● **GOAL OF THE EXERCISE**: Reproduce every line of the entries below with no changes at all.

==== DATA EXTRACT

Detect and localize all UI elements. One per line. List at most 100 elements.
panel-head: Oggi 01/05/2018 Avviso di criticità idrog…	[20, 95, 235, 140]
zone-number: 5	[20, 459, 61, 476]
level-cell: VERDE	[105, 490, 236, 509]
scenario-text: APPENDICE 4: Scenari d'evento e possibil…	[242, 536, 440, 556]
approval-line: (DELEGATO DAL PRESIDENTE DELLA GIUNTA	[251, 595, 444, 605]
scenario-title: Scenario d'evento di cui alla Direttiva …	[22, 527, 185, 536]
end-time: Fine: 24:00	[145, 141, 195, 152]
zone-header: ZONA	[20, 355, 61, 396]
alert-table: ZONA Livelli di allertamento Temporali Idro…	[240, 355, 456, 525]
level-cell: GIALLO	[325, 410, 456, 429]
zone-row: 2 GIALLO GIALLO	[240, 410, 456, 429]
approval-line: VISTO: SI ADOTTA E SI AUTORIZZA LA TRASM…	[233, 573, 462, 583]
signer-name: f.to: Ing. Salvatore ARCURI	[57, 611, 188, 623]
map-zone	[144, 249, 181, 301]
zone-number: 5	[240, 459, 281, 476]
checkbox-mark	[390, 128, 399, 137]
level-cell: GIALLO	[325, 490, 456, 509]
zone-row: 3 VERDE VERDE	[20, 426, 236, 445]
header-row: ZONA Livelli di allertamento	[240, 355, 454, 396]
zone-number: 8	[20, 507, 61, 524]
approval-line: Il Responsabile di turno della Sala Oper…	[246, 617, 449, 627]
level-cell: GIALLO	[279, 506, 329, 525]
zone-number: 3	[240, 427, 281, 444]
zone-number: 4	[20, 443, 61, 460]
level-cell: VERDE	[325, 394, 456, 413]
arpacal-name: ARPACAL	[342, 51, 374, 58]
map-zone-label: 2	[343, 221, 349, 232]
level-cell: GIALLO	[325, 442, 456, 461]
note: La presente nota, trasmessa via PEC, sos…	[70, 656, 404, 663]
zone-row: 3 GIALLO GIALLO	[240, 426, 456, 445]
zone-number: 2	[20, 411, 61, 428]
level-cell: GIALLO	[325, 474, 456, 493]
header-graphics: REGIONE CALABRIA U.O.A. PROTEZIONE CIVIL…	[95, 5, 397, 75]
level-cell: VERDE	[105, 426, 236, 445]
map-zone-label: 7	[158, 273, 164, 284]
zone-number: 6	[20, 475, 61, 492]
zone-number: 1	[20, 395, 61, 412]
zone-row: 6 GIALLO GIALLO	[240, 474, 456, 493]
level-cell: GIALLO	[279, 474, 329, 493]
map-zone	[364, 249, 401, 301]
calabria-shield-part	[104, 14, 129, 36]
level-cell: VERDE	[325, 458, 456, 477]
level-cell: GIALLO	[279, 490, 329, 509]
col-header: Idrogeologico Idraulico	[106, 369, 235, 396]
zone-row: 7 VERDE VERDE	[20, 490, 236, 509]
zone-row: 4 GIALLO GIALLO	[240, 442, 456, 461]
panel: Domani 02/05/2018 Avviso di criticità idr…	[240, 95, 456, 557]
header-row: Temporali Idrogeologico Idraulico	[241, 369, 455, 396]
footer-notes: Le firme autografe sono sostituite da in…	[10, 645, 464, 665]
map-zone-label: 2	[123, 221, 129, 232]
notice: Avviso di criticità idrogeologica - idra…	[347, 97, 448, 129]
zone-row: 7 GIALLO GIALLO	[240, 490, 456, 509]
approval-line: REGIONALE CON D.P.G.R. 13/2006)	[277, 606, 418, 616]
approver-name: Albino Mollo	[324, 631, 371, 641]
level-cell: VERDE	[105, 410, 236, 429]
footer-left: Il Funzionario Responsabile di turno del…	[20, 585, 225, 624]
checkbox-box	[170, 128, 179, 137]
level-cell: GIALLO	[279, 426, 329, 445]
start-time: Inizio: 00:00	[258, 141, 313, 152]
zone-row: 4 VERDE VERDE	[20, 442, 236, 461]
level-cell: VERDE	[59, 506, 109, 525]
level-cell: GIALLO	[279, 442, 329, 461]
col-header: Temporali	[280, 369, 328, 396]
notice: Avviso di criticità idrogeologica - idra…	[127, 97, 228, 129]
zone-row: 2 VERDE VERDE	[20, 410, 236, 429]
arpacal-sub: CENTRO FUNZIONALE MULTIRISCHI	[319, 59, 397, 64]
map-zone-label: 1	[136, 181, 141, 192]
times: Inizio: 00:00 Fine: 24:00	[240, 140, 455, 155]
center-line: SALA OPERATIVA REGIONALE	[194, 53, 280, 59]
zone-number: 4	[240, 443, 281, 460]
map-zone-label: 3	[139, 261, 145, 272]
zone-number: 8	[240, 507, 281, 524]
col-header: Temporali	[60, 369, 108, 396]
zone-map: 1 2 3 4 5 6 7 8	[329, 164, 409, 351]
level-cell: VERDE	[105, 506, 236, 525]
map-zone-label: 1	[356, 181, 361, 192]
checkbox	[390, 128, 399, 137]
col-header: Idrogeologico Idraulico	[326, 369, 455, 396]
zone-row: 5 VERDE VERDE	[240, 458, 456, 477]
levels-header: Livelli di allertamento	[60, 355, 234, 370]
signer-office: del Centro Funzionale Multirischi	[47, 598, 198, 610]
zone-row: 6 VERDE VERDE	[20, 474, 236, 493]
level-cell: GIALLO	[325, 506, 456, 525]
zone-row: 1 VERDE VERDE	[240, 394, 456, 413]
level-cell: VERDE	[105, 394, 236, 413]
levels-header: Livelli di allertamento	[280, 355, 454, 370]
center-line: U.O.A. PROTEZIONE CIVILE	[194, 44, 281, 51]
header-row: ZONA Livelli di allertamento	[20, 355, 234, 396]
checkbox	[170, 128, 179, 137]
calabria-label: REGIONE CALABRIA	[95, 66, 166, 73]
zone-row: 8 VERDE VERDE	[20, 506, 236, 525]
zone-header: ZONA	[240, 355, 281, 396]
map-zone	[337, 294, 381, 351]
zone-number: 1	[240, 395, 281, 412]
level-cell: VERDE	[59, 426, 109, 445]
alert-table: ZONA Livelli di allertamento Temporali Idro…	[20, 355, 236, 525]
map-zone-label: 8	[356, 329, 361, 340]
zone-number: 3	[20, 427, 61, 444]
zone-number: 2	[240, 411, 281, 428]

========

● **TASK RESPONSE**:
Detect and localize all UI elements. One per line. List at most 100 elements.
panel-head: Oggi 01/05/2018 Avviso di criticità idrog…	[20, 95, 235, 140]
zone-number: 5	[20, 459, 61, 476]
level-cell: VERDE	[105, 490, 236, 509]
scenario-text: APPENDICE 4: Scenari d'evento e possibil…	[242, 536, 440, 556]
approval-line: (DELEGATO DAL PRESIDENTE DELLA GIUNTA	[251, 595, 444, 605]
scenario-title: Scenario d'evento di cui alla Direttiva …	[22, 527, 185, 536]
end-time: Fine: 24:00	[145, 141, 195, 152]
zone-header: ZONA	[20, 355, 61, 396]
alert-table: ZONA Livelli di allertamento Temporali Idro…	[240, 355, 456, 525]
level-cell: GIALLO	[325, 410, 456, 429]
zone-row: 2 GIALLO GIALLO	[240, 410, 456, 429]
approval-line: VISTO: SI ADOTTA E SI AUTORIZZA LA TRASM…	[233, 573, 462, 583]
signer-name: f.to: Ing. Salvatore ARCURI	[57, 611, 188, 623]
map-zone	[144, 249, 181, 301]
zone-number: 5	[240, 459, 281, 476]
checkbox-mark	[390, 128, 399, 137]
level-cell: GIALLO	[325, 490, 456, 509]
zone-row: 3 VERDE VERDE	[20, 426, 236, 445]
header-row: ZONA Livelli di allertamento	[240, 355, 454, 396]
zone-number: 8	[20, 507, 61, 524]
approval-line: Il Responsabile di turno della Sala Oper…	[246, 617, 449, 627]
level-cell: GIALLO	[279, 506, 329, 525]
zone-number: 3	[240, 427, 281, 444]
zone-number: 4	[20, 443, 61, 460]
level-cell: VERDE	[325, 394, 456, 413]
arpacal-name: ARPACAL	[342, 51, 374, 58]
map-zone-label: 2	[343, 221, 349, 232]
level-cell: GIALLO	[325, 442, 456, 461]
note: La presente nota, trasmessa via PEC, sos…	[70, 656, 404, 663]
zone-row: 3 GIALLO GIALLO	[240, 426, 456, 445]
zone-number: 2	[20, 411, 61, 428]
level-cell: GIALLO	[325, 474, 456, 493]
header-graphics: REGIONE CALABRIA U.O.A. PROTEZIONE CIVIL…	[95, 5, 397, 75]
level-cell: VERDE	[105, 426, 236, 445]
map-zone-label: 7	[158, 273, 164, 284]
zone-number: 6	[20, 475, 61, 492]
zone-number: 1	[20, 395, 61, 412]
zone-row: 6 GIALLO GIALLO	[240, 474, 456, 493]
level-cell: GIALLO	[279, 474, 329, 493]
map-zone	[364, 249, 401, 301]
calabria-shield-part	[104, 14, 129, 36]
level-cell: VERDE	[325, 458, 456, 477]
level-cell: GIALLO	[279, 490, 329, 509]
col-header: Idrogeologico Idraulico	[106, 369, 235, 396]
zone-row: 7 VERDE VERDE	[20, 490, 236, 509]
zone-row: 4 GIALLO GIALLO	[240, 442, 456, 461]
panel: Domani 02/05/2018 Avviso di criticità idr…	[240, 95, 456, 557]
header-row: Temporali Idrogeologico Idraulico	[241, 369, 455, 396]
footer-notes: Le firme autografe sono sostituite da in…	[10, 645, 464, 665]
map-zone-label: 2	[123, 221, 129, 232]
notice: Avviso di criticità idrogeologica - idra…	[347, 97, 448, 129]
zone-row: 7 GIALLO GIALLO	[240, 490, 456, 509]
approval-line: REGIONALE CON D.P.G.R. 13/2006)	[277, 606, 418, 616]
approver-name: Albino Mollo	[324, 631, 371, 641]
level-cell: VERDE	[105, 410, 236, 429]
footer-left: Il Funzionario Responsabile di turno del…	[20, 585, 225, 624]
checkbox-box	[170, 128, 179, 137]
level-cell: GIALLO	[279, 426, 329, 445]
start-time: Inizio: 00:00	[258, 141, 313, 152]
zone-row: 4 VERDE VERDE	[20, 442, 236, 461]
level-cell: VERDE	[59, 506, 109, 525]
level-cell: GIALLO	[279, 442, 329, 461]
col-header: Temporali	[280, 369, 328, 396]
notice: Avviso di criticità idrogeologica - idra…	[127, 97, 228, 129]
zone-row: 2 VERDE VERDE	[20, 410, 236, 429]
arpacal-sub: CENTRO FUNZIONALE MULTIRISCHI	[319, 59, 397, 64]
map-zone-label: 1	[136, 181, 141, 192]
times: Inizio: 00:00 Fine: 24:00	[240, 140, 455, 155]
center-line: SALA OPERATIVA REGIONALE	[194, 53, 280, 59]
zone-number: 4	[240, 443, 281, 460]
map-zone-label: 3	[139, 261, 145, 272]
zone-number: 8	[240, 507, 281, 524]
col-header: Temporali	[60, 369, 108, 396]
zone-map: 1 2 3 4 5 6 7 8	[329, 164, 409, 351]
level-cell: VERDE	[105, 506, 236, 525]
map-zone-label: 1	[356, 181, 361, 192]
checkbox	[390, 128, 399, 137]
col-header: Idrogeologico Idraulico	[326, 369, 455, 396]
zone-row: 5 VERDE VERDE	[240, 458, 456, 477]
levels-header: Livelli di allertamento	[60, 355, 234, 370]
signer-office: del Centro Funzionale Multirischi	[47, 598, 198, 610]
zone-row: 6 VERDE VERDE	[20, 474, 236, 493]
level-cell: GIALLO	[325, 506, 456, 525]
zone-row: 1 VERDE VERDE	[240, 394, 456, 413]
level-cell: VERDE	[105, 394, 236, 413]
levels-header: Livelli di allertamento	[280, 355, 454, 370]
center-line: U.O.A. PROTEZIONE CIVILE	[194, 44, 281, 51]
header-row: ZONA Livelli di allertamento	[20, 355, 234, 396]
checkbox	[170, 128, 179, 137]
calabria-label: REGIONE CALABRIA	[95, 66, 166, 73]
zone-row: 8 VERDE VERDE	[20, 506, 236, 525]
zone-header: ZONA	[240, 355, 281, 396]
map-zone	[337, 294, 381, 351]
zone-number: 1	[240, 395, 281, 412]
level-cell: VERDE	[59, 426, 109, 445]
alert-table: ZONA Livelli di allertamento Temporali Idro…	[20, 355, 236, 525]
map-zone-label: 8	[356, 329, 361, 340]
zone-number: 3	[20, 427, 61, 444]
zone-number: 2	[240, 411, 281, 428]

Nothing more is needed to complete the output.